§ **Task**:
Without changing a character, return the entries, but not the images they hold.

§ **Provided material**:
--------------------------------------------------
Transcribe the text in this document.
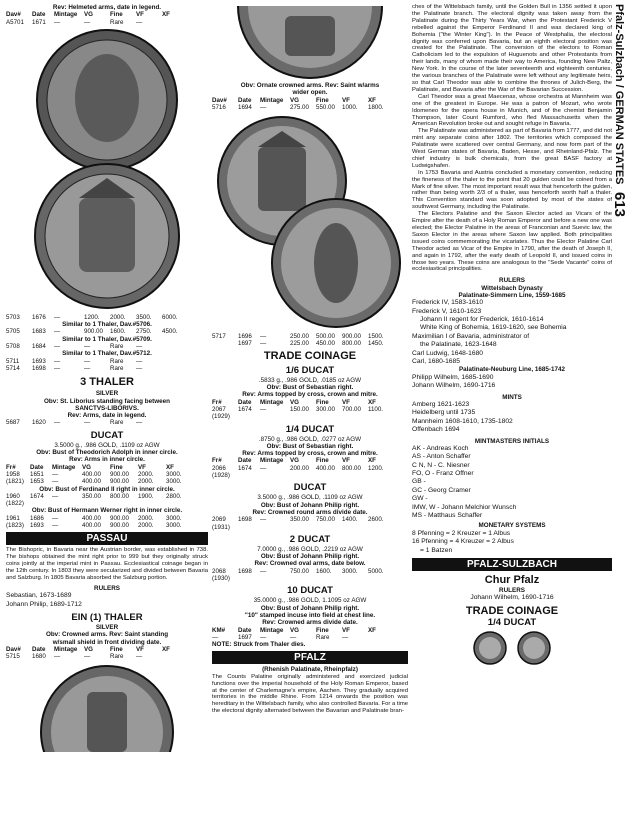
Pfalz-Sulzbach / GERMAN STATES 613
Rev: Helmeted arms, date in legend.
Dav#	Date	Mintage	VG	Fine	VF	XF
A5701	1671	—	—	Rare	—
5703	1676	—	1200.	2000.	3500.	6000.
Similar to 1 Thaler, Dav.#5706.
5705	1683	—	900.00	1600.	2750.	4500.
Similar to 1 Thaler, Dav.#5709.
5708	1684	—	—	Rare	—
Similar to 1 Thaler, Dav.#5712.
5711	1693	—	—	Rare	—
5714	1698	—	—	Rare	—
3 THALER
SILVER
Obv: St. Liborius standing facing between
SANCTVS-LIBORIVS.
Rev: Arms, date in legend.
5687	1620	—	—	Rare	—
DUCAT
3.5000 g., .986 GOLD, .1109 oz AGW
Obv: Bust of Theodorich Adolph in inner circle.
Rev: Arms in inner circle.
Fr#	Date	Mintage	VG	Fine	VF	XF
1958	1651	—	400.00	900.00	2000.	3000.
(1821) 1653	—	400.00	900.00	2000.	3000.
Obv: Bust of Ferdinand II right in inner circle.
1960	1674	—	350.00	800.00	1900.	2800.
(1822)
Obv: Bust of Hermann Werner right in inner circle.
1961	1686	—	400.00	900.00	2000.	3000.
(1823) 1693	—	400.00	900.00	2000.	3000.
PASSAU
The Bishopric, in Bavaria near the Austrian border, was established in 738. The bishops obtained the mint right prior to 999 but they originally struck coins jointly at the imperial mint in Passau. Ecclesiastical coinage began in the 12th century. In 1803 they were secularized and divided between Bavaria and Salzburg. In 1805 Bavaria absorbed the Salzburg portion.
RULERS
Sebastian, 1673-1689
Johann Philip, 1689-1712
EIN (1) THALER
SILVER
Obv: Crowned arms. Rev: Saint standing
w/small shield in front dividing date.
Dav#	Date	Mintage	VG	Fine	VF	XF
5715	1680	—	—	Rare	—
Obv: Ornate crowned arms. Rev: Saint w/arms
wider open.
Dav#	Date	Mintage	VG	Fine	VF	XF
5716	1694	—	275.00	550.00	1000.	1800.
5717	1696	—	250.00	500.00	900.00	1500.
1697	—	225.00	450.00	800.00	1450.
TRADE COINAGE
1/6 DUCAT
.5833 g., .986 GOLD, .0185 oz AGW
Obv: Bust of Sebastian right.
Rev: Arms topped by cross, crown and mitre.
Fr#	Date	Mintage	VG	Fine	VF	XF
2067	1674	—	150.00	300.00	700.00	1100.
(1929)
1/4 DUCAT
.8750 g., .986 GOLD, .0277 oz AGW
Obv: Bust of Sebastian right.
Rev: Arms topped by cross, crown and mitre.
Fr#	Date	Mintage	VG	Fine	VF	XF
2066	1674	—	200.00	400.00	800.00	1200.
(1928)
DUCAT
3.5000 g., .986 GOLD, .1109 oz AGW
Obv: Bust of Johann Philip right.
Rev: Crowned round arms divide date.
2069	1698	—	350.00	750.00	1400.	2600.
(1931)
2 DUCAT
7.0000 g., .986 GOLD, .2219 oz AGW
Obv: Bust of Johann Philip right.
Rev: Crowned oval arms, date below.
2068	1698	—	750.00	1600.	3000.	5000.
(1930)
10 DUCAT
35.0000 g., .986 GOLD, 1.1095 oz AGW
Obv: Bust of Johann Philip right.
"10" stamped incuse into field at chest line.
Rev: Crowned arms divide date.
KM#	Date	Mintage	VG	Fine	VF	XF
—	1697	—	—	Rare	—
NOTE: Struck from Thaler dies.
PFALZ
(Rhenish Palatinate, Rheinpfalz)
The Counts Palatine originally administered and exercized judicial functions over the imperial household of the Holy Roman Emperor, based at the center of Charlemagne's empire, Aachen. They gradually acquired territories in the middle Rhine. From 1214 onwards the position was hereditary in the Wittelsbach family, who also controlled Bavaria. For a time the electoral dignity alternated between the Bavarian and Palatinate bran-
ches of the Wittelsbach family, until the Golden Bull in 1356 settled it upon the Palatinate branch. The electoral dignity was taken away from the Palatinate during the Thirty Years War, when the Protestant Frederick V rebelled against the Emperor Ferdinand II and was declared king of Bohemia ("the Winter King"). In the Peace of Westphalia, the electoral dignity was conferred upon Bavaria, but an eighth electoral position was created for the Palatinate. The conversion of the electors to Roman Catholicism led to the expulsion of Huguenots and other Protestants from their lands, many of whom made their way to America, founding New Paltz, New York. In the course of the later seventeenth and eighteenth centuries, the various branches of the Palatinate were left without any legitimate heirs, so that Carl Theodor was able to combine the thrones of Julich-Berg, the Palatinate, and Bavaria after the War of the Bavarian Succession.
Carl Theodor was a great Maecenas, whose orchestra at Mannheim was one of the greatest in Europe. He was a patron of Mozart, who wrote Idomeneo for the opera house in Munich, and of the chemist Benjamin Thompson, later Count Rumford, who fled Massachusetts when the American Revolution broke out and sought refuge in Bavaria.
The Palatinate was administered as part of Bavaria from 1777, and did not mint any separate coins after 1802. The territories which composed the Palatinate were scattered over central Germany, and now form part of the West German states of Bavaria, Baden, Hesse, and Rheinland-Pfalz. The chief industry is bulk chemicals, from the great BASF factory at Ludwigshafen.
In 1753 Bavaria and Austria concluded a monetary convention, reducing the fineness of the thaler to the point that 20 gulden could be coined from a Mark of fine silver. The most important result was that henceforth the gulden, rather than being worth 2/3 of a thaler, was henceforth worth half a thaler. This Convention standard was soon adopted by most of the states of southwest Germany, including the Palatinate.
The Electors Palatine and the Saxon Elector acted as Vicars of the Empire after the death of a Holy Roman Emperor and before a new one was elected; the Elector Palatine in the areas of Franconian and Suevic law, the Saxon Elector in the areas where Saxon law applied. Both principalities issued coins commemorating the vicariates. Thus the Elector Palatine Carl Theodor acted as Vicar of the Empire in 1790, after the death of Joseph II, and again in 1792, after the early death of Leopold II, and issued coins in those two years. These coins are analogous to the "Sede Vacante" coins of ecclesiastical principalities.
RULERS
Wittelsbach Dynasty
Palatinate-Simmern Line, 1559-1685
Frederick IV, 1583-1610
Frederick V, 1610-1623
Johann II regent for Frederick, 1610-1614
White King of Bohemia, 1619-1620, see Bohemia
Maximilian I of Bavaria, administrator of
the Palatinate, 1623-1648
Carl Ludwig, 1648-1680
Carl, 1680-1685
Palatinate-Neuburg Line, 1685-1742
Philipp Wilhelm, 1685-1690
Johann Wilhelm, 1690-1716
MINTS
Amberg 1621-1623
Heidelberg until 1735
Mannheim 1608-1610, 1735-1802
Offenbach 1694
MINTMASTERS INITIALS
AK - Andreas Koch
AS - Anton Schaffer
C N, N - C. Niesner
FO, O - Franz Offner
GB -
GC - Georg Cramer
GW -
IMW, W - Johann Melchior Wunsch
MS - Matthaus Schaffer
MONETARY SYSTEMS
8 Pfenning = 2 Kreuzer = 1 Albus
16 Pfenning = 4 Kreuzer = 2 Albus
= 1 Batzen
PFALZ-SULZBACH
Chur Pfalz
RULERS
Johann Wilhelm, 1690-1716
TRADE COINAGE
1/4 DUCAT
--------------------------------------------------
§ **Complete answer**:
Transcribe the text in this document.
Pfalz-Sulzbach / GERMAN STATES 613
Rev: Helmeted arms, date in legend.
Dav#	Date	Mintage	VG	Fine	VF	XF
A5701	1671	—	—	Rare	—
5703	1676	—	1200.	2000.	3500.	6000.
Similar to 1 Thaler, Dav.#5706.
5705	1683	—	900.00	1600.	2750.	4500.
Similar to 1 Thaler, Dav.#5709.
5708	1684	—	—	Rare	—
Similar to 1 Thaler, Dav.#5712.
5711	1693	—	—	Rare	—
5714	1698	—	—	Rare	—
3 THALER
SILVER
Obv: St. Liborius standing facing between
SANCTVS-LIBORIVS.
Rev: Arms, date in legend.
5687	1620	—	—	Rare	—
DUCAT
3.5000 g., .986 GOLD, .1109 oz AGW
Obv: Bust of Theodorich Adolph in inner circle.
Rev: Arms in inner circle.
Fr#	Date	Mintage	VG	Fine	VF	XF
1958	1651	—	400.00	900.00	2000.	3000.
(1821) 1653	—	400.00	900.00	2000.	3000.
Obv: Bust of Ferdinand II right in inner circle.
1960	1674	—	350.00	800.00	1900.	2800.
(1822)
Obv: Bust of Hermann Werner right in inner circle.
1961	1686	—	400.00	900.00	2000.	3000.
(1823) 1693	—	400.00	900.00	2000.	3000.
PASSAU
The Bishopric, in Bavaria near the Austrian border, was established in 738. The bishops obtained the mint right prior to 999 but they originally struck coins jointly at the imperial mint in Passau. Ecclesiastical coinage began in the 12th century. In 1803 they were secularized and divided between Bavaria and Salzburg. In 1805 Bavaria absorbed the Salzburg portion.
RULERS
Sebastian, 1673-1689
Johann Philip, 1689-1712
EIN (1) THALER
SILVER
Obv: Crowned arms. Rev: Saint standing
w/small shield in front dividing date.
Dav#	Date	Mintage	VG	Fine	VF	XF
5715	1680	—	—	Rare	—
Obv: Ornate crowned arms. Rev: Saint w/arms
wider open.
Dav#	Date	Mintage	VG	Fine	VF	XF
5716	1694	—	275.00	550.00	1000.	1800.
5717	1696	—	250.00	500.00	900.00	1500.
1697	—	225.00	450.00	800.00	1450.
TRADE COINAGE
1/6 DUCAT
.5833 g., .986 GOLD, .0185 oz AGW
Obv: Bust of Sebastian right.
Rev: Arms topped by cross, crown and mitre.
Fr#	Date	Mintage	VG	Fine	VF	XF
2067	1674	—	150.00	300.00	700.00	1100.
(1929)
1/4 DUCAT
.8750 g., .986 GOLD, .0277 oz AGW
Obv: Bust of Sebastian right.
Rev: Arms topped by cross, crown and mitre.
Fr#	Date	Mintage	VG	Fine	VF	XF
2066	1674	—	200.00	400.00	800.00	1200.
(1928)
DUCAT
3.5000 g., .986 GOLD, .1109 oz AGW
Obv: Bust of Johann Philip right.
Rev: Crowned round arms divide date.
2069	1698	—	350.00	750.00	1400.	2600.
(1931)
2 DUCAT
7.0000 g., .986 GOLD, .2219 oz AGW
Obv: Bust of Johann Philip right.
Rev: Crowned oval arms, date below.
2068	1698	—	750.00	1600.	3000.	5000.
(1930)
10 DUCAT
35.0000 g., .986 GOLD, 1.1095 oz AGW
Obv: Bust of Johann Philip right.
"10" stamped incuse into field at chest line.
Rev: Crowned arms divide date.
KM#	Date	Mintage	VG	Fine	VF	XF
—	1697	—	—	Rare	—
NOTE: Struck from Thaler dies.
PFALZ
(Rhenish Palatinate, Rheinpfalz)
The Counts Palatine originally administered and exercized judicial functions over the imperial household of the Holy Roman Emperor, based at the center of Charlemagne's empire, Aachen. They gradually acquired territories in the middle Rhine. From 1214 onwards the position was hereditary in the Wittelsbach family, who also controlled Bavaria. For a time the electoral dignity alternated between the Bavarian and Palatinate bran-
ches of the Wittelsbach family, until the Golden Bull in 1356 settled it upon the Palatinate branch. The electoral dignity was taken away from the Palatinate during the Thirty Years War, when the Protestant Frederick V rebelled against the Emperor Ferdinand II and was declared king of Bohemia ("the Winter King"). In the Peace of Westphalia, the electoral dignity was conferred upon Bavaria, but an eighth electoral position was created for the Palatinate. The conversion of the electors to Roman Catholicism led to the expulsion of Huguenots and other Protestants from their lands, many of whom made their way to America, founding New Paltz, New York. In the course of the later seventeenth and eighteenth centuries, the various branches of the Palatinate were left without any legitimate heirs, so that Carl Theodor was able to combine the thrones of Julich-Berg, the Palatinate, and Bavaria after the War of the Bavarian Succession.
Carl Theodor was a great Maecenas, whose orchestra at Mannheim was one of the greatest in Europe. He was a patron of Mozart, who wrote Idomeneo for the opera house in Munich, and of the chemist Benjamin Thompson, later Count Rumford, who fled Massachusetts when the American Revolution broke out and sought refuge in Bavaria.
The Palatinate was administered as part of Bavaria from 1777, and did not mint any separate coins after 1802. The territories which composed the Palatinate were scattered over central Germany, and now form part of the West German states of Bavaria, Baden, Hesse, and Rheinland-Pfalz. The chief industry is bulk chemicals, from the great BASF factory at Ludwigshafen.
In 1753 Bavaria and Austria concluded a monetary convention, reducing the fineness of the thaler to the point that 20 gulden could be coined from a Mark of fine silver. The most important result was that henceforth the gulden, rather than being worth 2/3 of a thaler, was henceforth worth half a thaler. This Convention standard was soon adopted by most of the states of southwest Germany, including the Palatinate.
The Electors Palatine and the Saxon Elector acted as Vicars of the Empire after the death of a Holy Roman Emperor and before a new one was elected; the Elector Palatine in the areas of Franconian and Suevic law, the Saxon Elector in the areas where Saxon law applied. Both principalities issued coins commemorating the vicariates. Thus the Elector Palatine Carl Theodor acted as Vicar of the Empire in 1790, after the death of Joseph II, and again in 1792, after the early death of Leopold II, and issued coins in those two years. These coins are analogous to the "Sede Vacante" coins of ecclesiastical principalities.
RULERS
Wittelsbach Dynasty
Palatinate-Simmern Line, 1559-1685
Frederick IV, 1583-1610
Frederick V, 1610-1623
Johann II regent for Frederick, 1610-1614
White King of Bohemia, 1619-1620, see Bohemia
Maximilian I of Bavaria, administrator of
the Palatinate, 1623-1648
Carl Ludwig, 1648-1680
Carl, 1680-1685
Palatinate-Neuburg Line, 1685-1742
Philipp Wilhelm, 1685-1690
Johann Wilhelm, 1690-1716
MINTS
Amberg 1621-1623
Heidelberg until 1735
Mannheim 1608-1610, 1735-1802
Offenbach 1694
MINTMASTERS INITIALS
AK - Andreas Koch
AS - Anton Schaffer
C N, N - C. Niesner
FO, O - Franz Offner
GB -
GC - Georg Cramer
GW -
IMW, W - Johann Melchior Wunsch
MS - Matthaus Schaffer
MONETARY SYSTEMS
8 Pfenning = 2 Kreuzer = 1 Albus
16 Pfenning = 4 Kreuzer = 2 Albus
= 1 Batzen
PFALZ-SULZBACH
Chur Pfalz
RULERS
Johann Wilhelm, 1690-1716
TRADE COINAGE
1/4 DUCAT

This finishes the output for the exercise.